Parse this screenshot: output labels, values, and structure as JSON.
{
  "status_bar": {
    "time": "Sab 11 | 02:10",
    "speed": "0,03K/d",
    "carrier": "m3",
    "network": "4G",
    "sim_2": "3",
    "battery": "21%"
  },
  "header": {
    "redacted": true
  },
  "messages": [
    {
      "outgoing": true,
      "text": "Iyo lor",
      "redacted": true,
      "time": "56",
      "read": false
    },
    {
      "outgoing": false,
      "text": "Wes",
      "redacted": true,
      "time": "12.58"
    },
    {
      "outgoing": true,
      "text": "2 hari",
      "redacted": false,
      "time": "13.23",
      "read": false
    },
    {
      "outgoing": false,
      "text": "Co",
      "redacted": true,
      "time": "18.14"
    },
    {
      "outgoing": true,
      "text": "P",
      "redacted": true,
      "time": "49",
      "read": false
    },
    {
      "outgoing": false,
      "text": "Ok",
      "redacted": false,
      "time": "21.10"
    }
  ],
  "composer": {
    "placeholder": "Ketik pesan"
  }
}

● ● ● ●

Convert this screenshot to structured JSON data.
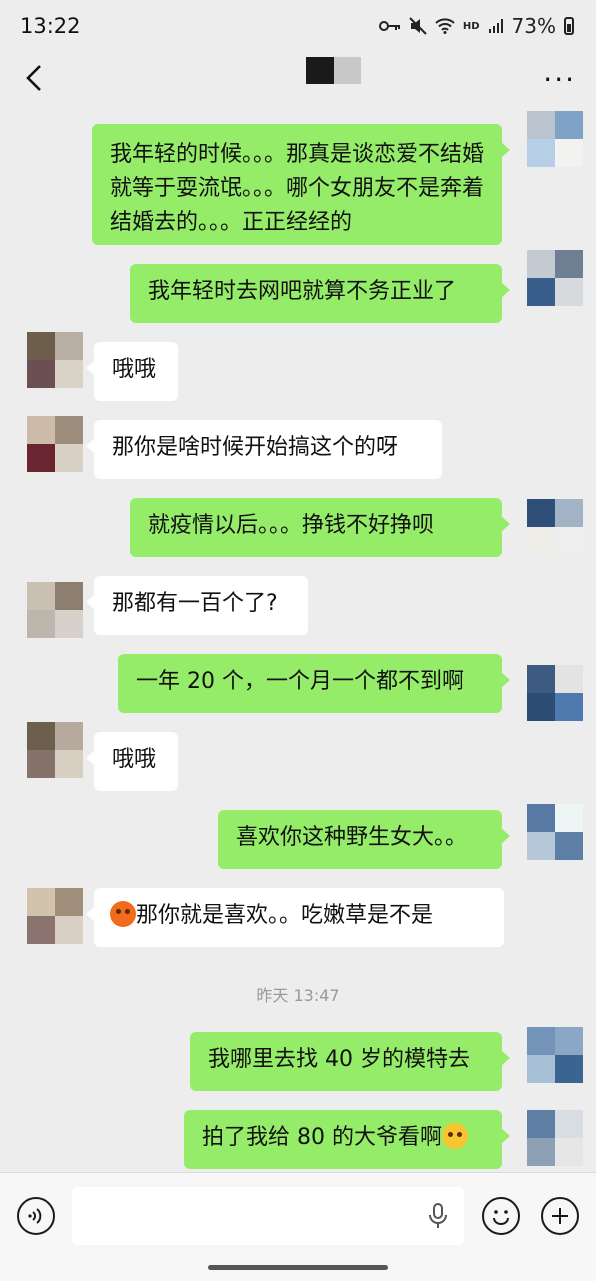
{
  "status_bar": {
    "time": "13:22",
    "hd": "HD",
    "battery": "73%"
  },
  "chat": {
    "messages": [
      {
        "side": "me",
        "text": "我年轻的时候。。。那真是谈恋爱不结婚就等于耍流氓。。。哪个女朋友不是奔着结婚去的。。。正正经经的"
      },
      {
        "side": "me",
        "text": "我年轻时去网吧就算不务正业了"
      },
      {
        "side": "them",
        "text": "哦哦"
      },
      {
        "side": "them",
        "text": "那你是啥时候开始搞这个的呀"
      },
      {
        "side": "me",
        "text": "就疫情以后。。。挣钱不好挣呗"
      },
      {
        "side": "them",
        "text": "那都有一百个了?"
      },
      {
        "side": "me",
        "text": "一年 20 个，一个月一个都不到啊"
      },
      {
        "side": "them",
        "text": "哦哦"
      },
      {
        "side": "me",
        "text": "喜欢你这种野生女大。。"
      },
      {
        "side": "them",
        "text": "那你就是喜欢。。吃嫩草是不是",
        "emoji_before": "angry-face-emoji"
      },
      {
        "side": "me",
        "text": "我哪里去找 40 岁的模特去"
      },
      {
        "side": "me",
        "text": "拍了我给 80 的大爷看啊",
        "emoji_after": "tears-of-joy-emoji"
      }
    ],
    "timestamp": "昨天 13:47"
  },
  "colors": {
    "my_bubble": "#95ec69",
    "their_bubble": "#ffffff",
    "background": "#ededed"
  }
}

● ● ● ●

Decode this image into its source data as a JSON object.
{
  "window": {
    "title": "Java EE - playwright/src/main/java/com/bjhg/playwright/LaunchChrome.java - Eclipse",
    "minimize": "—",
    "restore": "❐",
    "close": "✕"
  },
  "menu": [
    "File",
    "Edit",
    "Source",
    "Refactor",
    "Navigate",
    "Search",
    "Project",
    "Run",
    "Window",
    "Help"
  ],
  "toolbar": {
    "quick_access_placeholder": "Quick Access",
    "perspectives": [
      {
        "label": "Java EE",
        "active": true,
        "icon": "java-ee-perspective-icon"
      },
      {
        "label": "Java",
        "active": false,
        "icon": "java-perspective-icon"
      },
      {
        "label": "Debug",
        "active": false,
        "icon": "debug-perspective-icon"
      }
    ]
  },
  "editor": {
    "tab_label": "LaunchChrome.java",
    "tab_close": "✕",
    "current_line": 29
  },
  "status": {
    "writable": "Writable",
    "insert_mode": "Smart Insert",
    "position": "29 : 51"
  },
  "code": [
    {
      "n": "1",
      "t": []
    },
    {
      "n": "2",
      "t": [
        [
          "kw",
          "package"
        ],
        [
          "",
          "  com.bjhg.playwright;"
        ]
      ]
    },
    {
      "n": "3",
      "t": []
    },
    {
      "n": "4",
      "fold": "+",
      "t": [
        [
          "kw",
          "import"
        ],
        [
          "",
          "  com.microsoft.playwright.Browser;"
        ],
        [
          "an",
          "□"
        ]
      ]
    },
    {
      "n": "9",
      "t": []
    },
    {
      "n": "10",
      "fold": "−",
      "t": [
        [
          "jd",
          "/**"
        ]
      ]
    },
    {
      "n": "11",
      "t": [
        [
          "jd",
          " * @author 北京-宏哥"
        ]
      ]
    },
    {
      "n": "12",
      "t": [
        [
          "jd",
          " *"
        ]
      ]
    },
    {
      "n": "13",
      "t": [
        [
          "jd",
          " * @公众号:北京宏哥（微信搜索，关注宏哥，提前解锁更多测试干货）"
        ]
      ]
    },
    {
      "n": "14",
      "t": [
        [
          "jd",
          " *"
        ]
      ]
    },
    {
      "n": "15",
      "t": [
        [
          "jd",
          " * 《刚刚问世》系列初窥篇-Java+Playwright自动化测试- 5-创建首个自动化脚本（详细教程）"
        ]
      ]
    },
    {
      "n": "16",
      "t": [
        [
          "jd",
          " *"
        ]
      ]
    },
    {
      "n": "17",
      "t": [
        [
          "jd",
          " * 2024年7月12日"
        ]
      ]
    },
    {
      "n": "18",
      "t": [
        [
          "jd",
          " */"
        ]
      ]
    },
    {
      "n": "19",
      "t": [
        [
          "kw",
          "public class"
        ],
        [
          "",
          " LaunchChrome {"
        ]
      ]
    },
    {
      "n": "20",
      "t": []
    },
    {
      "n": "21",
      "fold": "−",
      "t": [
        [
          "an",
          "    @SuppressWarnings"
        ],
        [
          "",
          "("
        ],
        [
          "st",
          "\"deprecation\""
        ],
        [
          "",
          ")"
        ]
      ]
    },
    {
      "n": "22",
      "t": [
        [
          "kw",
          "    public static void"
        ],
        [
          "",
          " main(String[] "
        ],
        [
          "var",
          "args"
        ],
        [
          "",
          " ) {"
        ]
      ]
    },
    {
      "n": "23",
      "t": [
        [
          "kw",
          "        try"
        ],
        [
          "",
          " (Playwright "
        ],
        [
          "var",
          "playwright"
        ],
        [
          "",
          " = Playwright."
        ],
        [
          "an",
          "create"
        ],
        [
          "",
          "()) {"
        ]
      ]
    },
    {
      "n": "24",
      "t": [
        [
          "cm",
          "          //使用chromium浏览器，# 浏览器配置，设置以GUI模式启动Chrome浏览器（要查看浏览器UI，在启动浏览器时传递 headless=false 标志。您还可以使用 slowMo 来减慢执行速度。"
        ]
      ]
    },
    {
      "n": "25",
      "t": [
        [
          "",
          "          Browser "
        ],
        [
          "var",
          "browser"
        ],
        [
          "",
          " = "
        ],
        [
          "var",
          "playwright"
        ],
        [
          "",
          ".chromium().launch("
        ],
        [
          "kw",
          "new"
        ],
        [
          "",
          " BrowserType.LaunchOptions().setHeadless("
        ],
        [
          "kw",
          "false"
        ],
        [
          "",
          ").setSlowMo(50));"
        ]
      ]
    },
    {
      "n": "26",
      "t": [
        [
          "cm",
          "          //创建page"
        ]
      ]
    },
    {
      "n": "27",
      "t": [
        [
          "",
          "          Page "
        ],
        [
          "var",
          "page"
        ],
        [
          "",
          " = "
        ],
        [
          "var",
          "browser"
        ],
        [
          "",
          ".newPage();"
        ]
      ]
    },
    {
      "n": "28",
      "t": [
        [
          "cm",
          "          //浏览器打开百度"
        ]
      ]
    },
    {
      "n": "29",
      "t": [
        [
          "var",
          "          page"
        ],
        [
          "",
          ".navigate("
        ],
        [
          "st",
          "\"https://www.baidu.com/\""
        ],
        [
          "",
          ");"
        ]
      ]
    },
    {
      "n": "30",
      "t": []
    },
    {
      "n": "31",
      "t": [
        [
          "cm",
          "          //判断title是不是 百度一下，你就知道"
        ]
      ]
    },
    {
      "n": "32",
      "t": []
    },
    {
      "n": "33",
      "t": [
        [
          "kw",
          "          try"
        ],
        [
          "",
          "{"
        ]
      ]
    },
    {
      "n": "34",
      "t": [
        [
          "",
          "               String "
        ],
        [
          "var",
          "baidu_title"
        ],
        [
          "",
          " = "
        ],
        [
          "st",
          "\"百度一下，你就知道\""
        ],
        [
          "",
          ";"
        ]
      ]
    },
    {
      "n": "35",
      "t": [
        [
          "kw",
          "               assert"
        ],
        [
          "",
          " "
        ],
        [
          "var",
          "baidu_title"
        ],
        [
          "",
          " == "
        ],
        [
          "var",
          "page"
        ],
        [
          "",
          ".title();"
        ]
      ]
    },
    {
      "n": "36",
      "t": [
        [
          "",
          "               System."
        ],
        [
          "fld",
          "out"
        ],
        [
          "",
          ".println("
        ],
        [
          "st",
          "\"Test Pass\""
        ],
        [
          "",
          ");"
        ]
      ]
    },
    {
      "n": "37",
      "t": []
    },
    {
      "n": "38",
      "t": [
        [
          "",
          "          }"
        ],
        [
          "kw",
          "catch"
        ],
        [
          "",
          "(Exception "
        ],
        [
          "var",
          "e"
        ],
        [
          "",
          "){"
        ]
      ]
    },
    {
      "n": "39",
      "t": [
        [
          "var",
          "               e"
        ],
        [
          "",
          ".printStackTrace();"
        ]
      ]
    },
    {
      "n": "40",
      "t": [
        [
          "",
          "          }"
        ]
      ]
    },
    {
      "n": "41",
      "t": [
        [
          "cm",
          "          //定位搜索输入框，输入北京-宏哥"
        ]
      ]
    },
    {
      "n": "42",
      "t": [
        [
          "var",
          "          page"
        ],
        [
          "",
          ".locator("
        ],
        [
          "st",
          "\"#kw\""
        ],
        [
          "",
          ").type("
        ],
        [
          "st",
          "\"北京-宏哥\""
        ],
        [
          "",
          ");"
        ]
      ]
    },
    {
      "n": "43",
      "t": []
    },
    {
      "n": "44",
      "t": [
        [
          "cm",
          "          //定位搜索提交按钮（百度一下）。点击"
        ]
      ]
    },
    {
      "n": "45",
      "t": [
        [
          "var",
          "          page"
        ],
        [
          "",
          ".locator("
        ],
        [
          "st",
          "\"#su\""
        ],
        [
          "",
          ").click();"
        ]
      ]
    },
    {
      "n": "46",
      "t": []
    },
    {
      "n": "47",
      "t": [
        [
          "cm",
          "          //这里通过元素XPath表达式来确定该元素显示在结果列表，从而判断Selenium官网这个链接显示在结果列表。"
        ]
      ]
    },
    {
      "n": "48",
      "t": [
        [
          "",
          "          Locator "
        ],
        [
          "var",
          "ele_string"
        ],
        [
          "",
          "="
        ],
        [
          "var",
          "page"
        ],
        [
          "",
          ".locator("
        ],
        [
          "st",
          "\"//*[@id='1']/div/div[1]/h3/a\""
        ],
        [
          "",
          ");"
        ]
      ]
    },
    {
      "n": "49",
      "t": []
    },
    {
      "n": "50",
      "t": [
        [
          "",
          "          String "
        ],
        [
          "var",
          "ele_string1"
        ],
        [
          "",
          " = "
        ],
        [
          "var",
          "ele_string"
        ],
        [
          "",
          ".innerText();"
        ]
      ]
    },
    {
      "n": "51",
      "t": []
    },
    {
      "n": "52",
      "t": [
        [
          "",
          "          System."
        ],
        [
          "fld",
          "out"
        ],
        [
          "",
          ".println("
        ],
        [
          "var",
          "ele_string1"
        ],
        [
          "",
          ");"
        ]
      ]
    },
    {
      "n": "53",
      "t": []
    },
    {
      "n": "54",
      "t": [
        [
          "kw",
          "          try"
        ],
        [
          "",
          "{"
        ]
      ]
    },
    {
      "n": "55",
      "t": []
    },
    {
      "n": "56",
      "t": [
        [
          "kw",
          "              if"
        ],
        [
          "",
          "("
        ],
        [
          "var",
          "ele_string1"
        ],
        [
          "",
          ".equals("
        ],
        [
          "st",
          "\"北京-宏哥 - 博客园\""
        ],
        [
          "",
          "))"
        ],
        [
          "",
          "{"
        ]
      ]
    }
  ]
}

● ● ● ●

[To be done]: Pull out every line of the records that includes the string "LaunchChrome".

[Correct output]:
    "title": "Java EE - playwright/src/main/java/com/bjhg/playwright/LaunchChrome.java - Eclipse",
    "tab_label": "LaunchChrome.java",
          " LaunchChrome {"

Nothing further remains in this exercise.